- INSTRUCTIONS TO FOLLOW -
Retype the material that follows, keeping every word as it is.

(Dataset entries)
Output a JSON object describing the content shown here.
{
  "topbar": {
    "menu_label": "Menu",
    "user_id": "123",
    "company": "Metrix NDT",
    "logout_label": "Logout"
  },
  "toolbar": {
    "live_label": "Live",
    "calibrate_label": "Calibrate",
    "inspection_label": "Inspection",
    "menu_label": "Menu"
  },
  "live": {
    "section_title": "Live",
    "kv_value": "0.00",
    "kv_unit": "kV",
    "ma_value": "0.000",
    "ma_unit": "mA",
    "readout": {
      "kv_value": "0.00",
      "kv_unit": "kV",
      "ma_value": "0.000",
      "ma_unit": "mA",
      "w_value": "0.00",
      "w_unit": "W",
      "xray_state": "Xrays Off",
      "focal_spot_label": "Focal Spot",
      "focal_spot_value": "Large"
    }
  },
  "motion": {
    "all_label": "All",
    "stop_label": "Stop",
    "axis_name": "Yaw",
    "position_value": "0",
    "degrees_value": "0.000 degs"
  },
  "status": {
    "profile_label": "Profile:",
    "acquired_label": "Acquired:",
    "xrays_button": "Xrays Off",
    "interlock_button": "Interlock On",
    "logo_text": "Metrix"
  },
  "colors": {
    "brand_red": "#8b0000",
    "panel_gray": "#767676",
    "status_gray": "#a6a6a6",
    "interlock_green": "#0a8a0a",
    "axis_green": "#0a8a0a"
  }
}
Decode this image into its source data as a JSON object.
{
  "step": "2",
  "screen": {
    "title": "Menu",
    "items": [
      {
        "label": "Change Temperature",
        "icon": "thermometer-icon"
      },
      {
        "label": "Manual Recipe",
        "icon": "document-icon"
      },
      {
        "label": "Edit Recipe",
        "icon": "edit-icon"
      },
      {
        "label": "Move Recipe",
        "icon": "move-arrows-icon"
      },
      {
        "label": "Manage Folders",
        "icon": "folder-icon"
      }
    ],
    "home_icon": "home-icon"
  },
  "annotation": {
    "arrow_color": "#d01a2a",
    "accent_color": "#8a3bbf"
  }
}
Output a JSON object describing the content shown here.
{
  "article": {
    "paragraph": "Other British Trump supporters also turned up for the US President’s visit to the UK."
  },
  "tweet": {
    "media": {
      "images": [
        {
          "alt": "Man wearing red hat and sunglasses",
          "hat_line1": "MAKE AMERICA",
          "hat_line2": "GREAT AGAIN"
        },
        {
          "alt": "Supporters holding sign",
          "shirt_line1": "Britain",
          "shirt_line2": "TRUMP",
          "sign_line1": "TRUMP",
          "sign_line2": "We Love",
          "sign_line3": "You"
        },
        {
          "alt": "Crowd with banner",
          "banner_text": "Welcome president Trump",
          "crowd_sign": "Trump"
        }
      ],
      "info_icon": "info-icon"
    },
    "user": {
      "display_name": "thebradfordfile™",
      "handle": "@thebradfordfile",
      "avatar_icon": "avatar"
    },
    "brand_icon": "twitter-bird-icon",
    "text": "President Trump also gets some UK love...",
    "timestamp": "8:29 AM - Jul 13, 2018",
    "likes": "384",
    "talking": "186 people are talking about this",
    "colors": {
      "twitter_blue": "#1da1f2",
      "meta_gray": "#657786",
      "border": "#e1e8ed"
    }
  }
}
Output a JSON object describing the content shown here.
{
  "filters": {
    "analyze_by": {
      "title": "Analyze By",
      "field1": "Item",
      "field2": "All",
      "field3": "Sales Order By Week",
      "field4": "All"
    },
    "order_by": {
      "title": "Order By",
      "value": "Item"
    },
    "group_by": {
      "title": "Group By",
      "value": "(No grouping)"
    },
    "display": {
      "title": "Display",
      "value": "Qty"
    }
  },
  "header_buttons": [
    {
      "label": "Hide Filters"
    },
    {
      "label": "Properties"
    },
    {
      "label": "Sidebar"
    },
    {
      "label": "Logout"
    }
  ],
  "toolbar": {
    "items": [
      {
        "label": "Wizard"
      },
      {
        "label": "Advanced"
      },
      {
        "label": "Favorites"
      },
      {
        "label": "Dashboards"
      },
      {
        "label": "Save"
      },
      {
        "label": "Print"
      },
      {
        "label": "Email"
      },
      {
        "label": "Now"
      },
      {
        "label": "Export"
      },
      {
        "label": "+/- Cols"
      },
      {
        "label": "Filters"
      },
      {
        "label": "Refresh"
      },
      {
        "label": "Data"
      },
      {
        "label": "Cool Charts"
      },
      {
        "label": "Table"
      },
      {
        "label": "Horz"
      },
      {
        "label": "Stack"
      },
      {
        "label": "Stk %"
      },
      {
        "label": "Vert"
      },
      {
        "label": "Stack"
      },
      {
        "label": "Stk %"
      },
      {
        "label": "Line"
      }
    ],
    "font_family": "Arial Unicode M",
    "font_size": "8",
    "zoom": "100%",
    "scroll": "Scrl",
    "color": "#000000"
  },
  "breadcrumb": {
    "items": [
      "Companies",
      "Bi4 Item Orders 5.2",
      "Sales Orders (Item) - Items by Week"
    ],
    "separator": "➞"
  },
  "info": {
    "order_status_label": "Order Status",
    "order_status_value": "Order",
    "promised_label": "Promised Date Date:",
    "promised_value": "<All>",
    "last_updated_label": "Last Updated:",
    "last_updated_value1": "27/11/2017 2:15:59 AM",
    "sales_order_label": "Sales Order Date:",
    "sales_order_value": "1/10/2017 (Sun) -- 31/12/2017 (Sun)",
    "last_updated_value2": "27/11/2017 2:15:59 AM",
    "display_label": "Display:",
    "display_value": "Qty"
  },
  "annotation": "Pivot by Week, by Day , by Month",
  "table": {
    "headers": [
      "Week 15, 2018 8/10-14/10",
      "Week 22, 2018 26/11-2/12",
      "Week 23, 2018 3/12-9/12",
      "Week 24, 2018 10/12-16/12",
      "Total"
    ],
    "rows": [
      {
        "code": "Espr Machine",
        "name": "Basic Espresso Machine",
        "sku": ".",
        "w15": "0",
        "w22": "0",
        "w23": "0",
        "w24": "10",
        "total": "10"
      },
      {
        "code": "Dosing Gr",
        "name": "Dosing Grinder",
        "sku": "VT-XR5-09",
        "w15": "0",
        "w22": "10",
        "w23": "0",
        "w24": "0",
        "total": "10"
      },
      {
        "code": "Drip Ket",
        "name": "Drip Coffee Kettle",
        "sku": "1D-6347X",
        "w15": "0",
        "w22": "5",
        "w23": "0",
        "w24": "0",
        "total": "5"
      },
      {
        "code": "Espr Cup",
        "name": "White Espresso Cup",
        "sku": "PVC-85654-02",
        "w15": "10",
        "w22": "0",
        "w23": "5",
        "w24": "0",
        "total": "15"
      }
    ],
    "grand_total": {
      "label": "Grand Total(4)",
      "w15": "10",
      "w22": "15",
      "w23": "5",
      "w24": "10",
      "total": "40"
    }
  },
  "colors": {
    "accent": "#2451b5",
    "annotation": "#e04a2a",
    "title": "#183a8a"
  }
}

- COMPLETE ANSWER -
Output a JSON object describing the content shown here.
{
  "topbar": {
    "menu_label": "Menu",
    "user_id": "123",
    "company": "Metrix NDT",
    "logout_label": "Logout"
  },
  "toolbar": {
    "live_label": "Live",
    "calibrate_label": "Calibrate",
    "inspection_label": "Inspection",
    "menu_label": "Menu"
  },
  "live": {
    "section_title": "Live",
    "kv_value": "0.00",
    "kv_unit": "kV",
    "ma_value": "0.000",
    "ma_unit": "mA",
    "readout": {
      "kv_value": "0.00",
      "kv_unit": "kV",
      "ma_value": "0.000",
      "ma_unit": "mA",
      "w_value": "0.00",
      "w_unit": "W",
      "xray_state": "Xrays Off",
      "focal_spot_label": "Focal Spot",
      "focal_spot_value": "Large"
    }
  },
  "motion": {
    "all_label": "All",
    "stop_label": "Stop",
    "axis_name": "Yaw",
    "position_value": "0",
    "degrees_value": "0.000 degs"
  },
  "status": {
    "profile_label": "Profile:",
    "acquired_label": "Acquired:",
    "xrays_button": "Xrays Off",
    "interlock_button": "Interlock On",
    "logo_text": "Metrix"
  },
  "colors": {
    "brand_red": "#8b0000",
    "panel_gray": "#767676",
    "status_gray": "#a6a6a6",
    "interlock_green": "#0a8a0a",
    "axis_green": "#0a8a0a"
  }
}
Decode this image into its source data as a JSON object.
{
  "step": "2",
  "screen": {
    "title": "Menu",
    "items": [
      {
        "label": "Change Temperature",
        "icon": "thermometer-icon"
      },
      {
        "label": "Manual Recipe",
        "icon": "document-icon"
      },
      {
        "label": "Edit Recipe",
        "icon": "edit-icon"
      },
      {
        "label": "Move Recipe",
        "icon": "move-arrows-icon"
      },
      {
        "label": "Manage Folders",
        "icon": "folder-icon"
      }
    ],
    "home_icon": "home-icon"
  },
  "annotation": {
    "arrow_color": "#d01a2a",
    "accent_color": "#8a3bbf"
  }
}
Output a JSON object describing the content shown here.
{
  "article": {
    "paragraph": "Other British Trump supporters also turned up for the US President’s visit to the UK."
  },
  "tweet": {
    "media": {
      "images": [
        {
          "alt": "Man wearing red hat and sunglasses",
          "hat_line1": "MAKE AMERICA",
          "hat_line2": "GREAT AGAIN"
        },
        {
          "alt": "Supporters holding sign",
          "shirt_line1": "Britain",
          "shirt_line2": "TRUMP",
          "sign_line1": "TRUMP",
          "sign_line2": "We Love",
          "sign_line3": "You"
        },
        {
          "alt": "Crowd with banner",
          "banner_text": "Welcome president Trump",
          "crowd_sign": "Trump"
        }
      ],
      "info_icon": "info-icon"
    },
    "user": {
      "display_name": "thebradfordfile™",
      "handle": "@thebradfordfile",
      "avatar_icon": "avatar"
    },
    "brand_icon": "twitter-bird-icon",
    "text": "President Trump also gets some UK love...",
    "timestamp": "8:29 AM - Jul 13, 2018",
    "likes": "384",
    "talking": "186 people are talking about this",
    "colors": {
      "twitter_blue": "#1da1f2",
      "meta_gray": "#657786",
      "border": "#e1e8ed"
    }
  }
}
Output a JSON object describing the content shown here.
{
  "filters": {
    "analyze_by": {
      "title": "Analyze By",
      "field1": "Item",
      "field2": "All",
      "field3": "Sales Order By Week",
      "field4": "All"
    },
    "order_by": {
      "title": "Order By",
      "value": "Item"
    },
    "group_by": {
      "title": "Group By",
      "value": "(No grouping)"
    },
    "display": {
      "title": "Display",
      "value": "Qty"
    }
  },
  "header_buttons": [
    {
      "label": "Hide Filters"
    },
    {
      "label": "Properties"
    },
    {
      "label": "Sidebar"
    },
    {
      "label": "Logout"
    }
  ],
  "toolbar": {
    "items": [
      {
        "label": "Wizard"
      },
      {
        "label": "Advanced"
      },
      {
        "label": "Favorites"
      },
      {
        "label": "Dashboards"
      },
      {
        "label": "Save"
      },
      {
        "label": "Print"
      },
      {
        "label": "Email"
      },
      {
        "label": "Now"
      },
      {
        "label": "Export"
      },
      {
        "label": "+/- Cols"
      },
      {
        "label": "Filters"
      },
      {
        "label": "Refresh"
      },
      {
        "label": "Data"
      },
      {
        "label": "Cool Charts"
      },
      {
        "label": "Table"
      },
      {
        "label": "Horz"
      },
      {
        "label": "Stack"
      },
      {
        "label": "Stk %"
      },
      {
        "label": "Vert"
      },
      {
        "label": "Stack"
      },
      {
        "label": "Stk %"
      },
      {
        "label": "Line"
      }
    ],
    "font_family": "Arial Unicode M",
    "font_size": "8",
    "zoom": "100%",
    "scroll": "Scrl",
    "color": "#000000"
  },
  "breadcrumb": {
    "items": [
      "Companies",
      "Bi4 Item Orders 5.2",
      "Sales Orders (Item) - Items by Week"
    ],
    "separator": "➞"
  },
  "info": {
    "order_status_label": "Order Status",
    "order_status_value": "Order",
    "promised_label": "Promised Date Date:",
    "promised_value": "<All>",
    "last_updated_label": "Last Updated:",
    "last_updated_value1": "27/11/2017 2:15:59 AM",
    "sales_order_label": "Sales Order Date:",
    "sales_order_value": "1/10/2017 (Sun) -- 31/12/2017 (Sun)",
    "last_updated_value2": "27/11/2017 2:15:59 AM",
    "display_label": "Display:",
    "display_value": "Qty"
  },
  "annotation": "Pivot by Week, by Day , by Month",
  "table": {
    "headers": [
      "Week 15, 2018 8/10-14/10",
      "Week 22, 2018 26/11-2/12",
      "Week 23, 2018 3/12-9/12",
      "Week 24, 2018 10/12-16/12",
      "Total"
    ],
    "rows": [
      {
        "code": "Espr Machine",
        "name": "Basic Espresso Machine",
        "sku": ".",
        "w15": "0",
        "w22": "0",
        "w23": "0",
        "w24": "10",
        "total": "10"
      },
      {
        "code": "Dosing Gr",
        "name": "Dosing Grinder",
        "sku": "VT-XR5-09",
        "w15": "0",
        "w22": "10",
        "w23": "0",
        "w24": "0",
        "total": "10"
      },
      {
        "code": "Drip Ket",
        "name": "Drip Coffee Kettle",
        "sku": "1D-6347X",
        "w15": "0",
        "w22": "5",
        "w23": "0",
        "w24": "0",
        "total": "5"
      },
      {
        "code": "Espr Cup",
        "name": "White Espresso Cup",
        "sku": "PVC-85654-02",
        "w15": "10",
        "w22": "0",
        "w23": "5",
        "w24": "0",
        "total": "15"
      }
    ],
    "grand_total": {
      "label": "Grand Total(4)",
      "w15": "10",
      "w22": "15",
      "w23": "5",
      "w24": "10",
      "total": "40"
    }
  },
  "colors": {
    "accent": "#2451b5",
    "annotation": "#e04a2a",
    "title": "#183a8a"
  }
}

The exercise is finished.